PREGUNTAS DEL MATERIAL:
**a.** En el fragmento sobre el catalanismo, ¿con qué compara Savater la reclamación catalana?
**b.** Por favor, continúa el fragmento sobre el catalanismo a partir de su última oración.

FRAGMENTO:
- - - -

El Gobierno, de hecho, ha actuado como si el problema no existiera. Durante años no ha dado ni un solo argumento, ni uno, para que un catalán desorientado que du- da opte por la continuidad. Al contrario. En el privilegiado contexto en el que nos situamos –la Unión Europea–, reclamar el derecho de autodeterminación es un farol, sí, pero de aquí a responder a una reiterada voluntad masiva con el silencio administrativo, la Brigada Aranzadi o usando las cloacas del Estado va un largo trecho: la distancia que va de unos políticos mediocres a un liderazgo que, antes de que llegue la tormenta, entiende que hay que desplegar de veras la estructura de un país compuesto por regiones y nacionalidades según la Constitución. Nada hace pensar que los candidatos a las generales (con o sin coleta) acepten este reto. Mientras tanto, además, la intelectualidad jacobina lo seguirá despreciando con soberbia (Savater lo compara con ETA, González con los fascismos), repitiendo el sonsonete que los catalanes estamos poseídos por el nacionalismo. Sin el nacionalismo pujolista, es cierto, no se explica cómo el catalanismo se ha situado ante el abismo. Pero el nacionalismo, que es determinante, no es la clave de todo.

- - - -

FILAS PROPORCIONADAS:
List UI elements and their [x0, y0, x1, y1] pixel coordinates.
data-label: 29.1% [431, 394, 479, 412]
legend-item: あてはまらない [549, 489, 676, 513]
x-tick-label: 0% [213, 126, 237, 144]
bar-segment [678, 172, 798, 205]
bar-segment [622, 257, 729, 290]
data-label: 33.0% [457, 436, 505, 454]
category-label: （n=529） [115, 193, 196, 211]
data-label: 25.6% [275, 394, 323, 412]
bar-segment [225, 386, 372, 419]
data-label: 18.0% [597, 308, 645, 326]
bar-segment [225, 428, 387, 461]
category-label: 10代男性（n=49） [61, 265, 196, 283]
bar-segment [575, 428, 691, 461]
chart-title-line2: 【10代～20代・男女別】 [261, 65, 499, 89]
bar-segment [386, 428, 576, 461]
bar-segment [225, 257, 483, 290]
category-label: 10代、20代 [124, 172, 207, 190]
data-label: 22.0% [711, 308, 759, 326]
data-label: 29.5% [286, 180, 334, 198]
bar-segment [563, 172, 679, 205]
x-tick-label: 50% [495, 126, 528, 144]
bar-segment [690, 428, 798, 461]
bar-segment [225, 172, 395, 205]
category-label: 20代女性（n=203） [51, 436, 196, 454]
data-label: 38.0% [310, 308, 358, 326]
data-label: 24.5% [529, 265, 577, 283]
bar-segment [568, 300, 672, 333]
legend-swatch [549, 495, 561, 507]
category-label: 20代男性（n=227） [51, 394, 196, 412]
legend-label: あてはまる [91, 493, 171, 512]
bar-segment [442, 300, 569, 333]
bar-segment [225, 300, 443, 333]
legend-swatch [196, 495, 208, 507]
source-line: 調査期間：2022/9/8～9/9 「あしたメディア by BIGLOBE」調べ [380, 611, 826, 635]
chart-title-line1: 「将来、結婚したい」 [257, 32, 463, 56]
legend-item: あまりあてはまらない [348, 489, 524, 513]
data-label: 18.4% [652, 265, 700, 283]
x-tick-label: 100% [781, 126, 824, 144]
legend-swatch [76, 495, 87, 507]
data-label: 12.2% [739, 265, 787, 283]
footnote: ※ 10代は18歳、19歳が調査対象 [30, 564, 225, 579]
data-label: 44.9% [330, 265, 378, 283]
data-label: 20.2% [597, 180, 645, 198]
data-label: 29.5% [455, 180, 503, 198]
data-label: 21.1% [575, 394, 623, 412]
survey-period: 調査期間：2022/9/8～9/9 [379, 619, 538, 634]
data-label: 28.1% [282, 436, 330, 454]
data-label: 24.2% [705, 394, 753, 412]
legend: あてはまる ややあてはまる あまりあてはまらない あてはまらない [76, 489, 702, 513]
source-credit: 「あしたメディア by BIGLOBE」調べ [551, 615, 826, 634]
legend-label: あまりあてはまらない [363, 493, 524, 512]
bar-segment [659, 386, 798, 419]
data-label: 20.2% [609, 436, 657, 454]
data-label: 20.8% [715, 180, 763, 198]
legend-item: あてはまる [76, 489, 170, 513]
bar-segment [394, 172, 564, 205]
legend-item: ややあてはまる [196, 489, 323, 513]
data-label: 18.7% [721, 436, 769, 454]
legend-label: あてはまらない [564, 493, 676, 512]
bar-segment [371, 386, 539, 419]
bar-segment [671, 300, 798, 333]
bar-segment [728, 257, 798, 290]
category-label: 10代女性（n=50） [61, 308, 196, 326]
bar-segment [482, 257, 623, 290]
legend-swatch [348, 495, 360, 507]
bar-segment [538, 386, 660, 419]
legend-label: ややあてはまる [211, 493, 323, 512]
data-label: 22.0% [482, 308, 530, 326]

- - - -

RESPUESTAS NUMERADAS:
**a.** Con ETA.

**b.**
Existe una tensión de largo recorrido entre las culturas políticas dominantes en Catalunya y en España que Aznar recalentó mistificando la noción de patriotismo constitucional, inoculándola como una poción mágica contra el pluralismo. Y la lió. Luego el intento de alterar aquella dinámica conflictiva, desahuciar a Pujol de la Casa dels Canonges y resolver el pleito catalán para siempre –tres en uno– fue la propuesta de redacción de un nuevo Estatut. La imprevisión, concentrada en el eslogan de Zapatero, fue colosal. El resultado, nefasto. Aparte de hacer implosionar el Estado de las autonomías creó las condiciones para que, injertándose a la crisis económica mundial y la década perdida de la construcción europea, se nos colara el populismo, como pronto diagnosticó Xavier Casals. Populismo en la política española –empezando con la burda recogida de firmas del PP contra los catalanes, así se decía a pie de calle–. Populismo en la política catalana –situando el manipulador “derecho a decidir” en el centro del debate parlamentario–.
Y así estamos. Con el espacio de convergencia del consenso catalanista con el consenso transicional carbonizado. Sin que nadie arriesgue para renovar un marco de convivencia estabilizador. Huérfanos de modelos constitucionales viables. En manos de la generación de políticos más débil de la democracia. Sin alternativas claras. Con demasiadas dudas.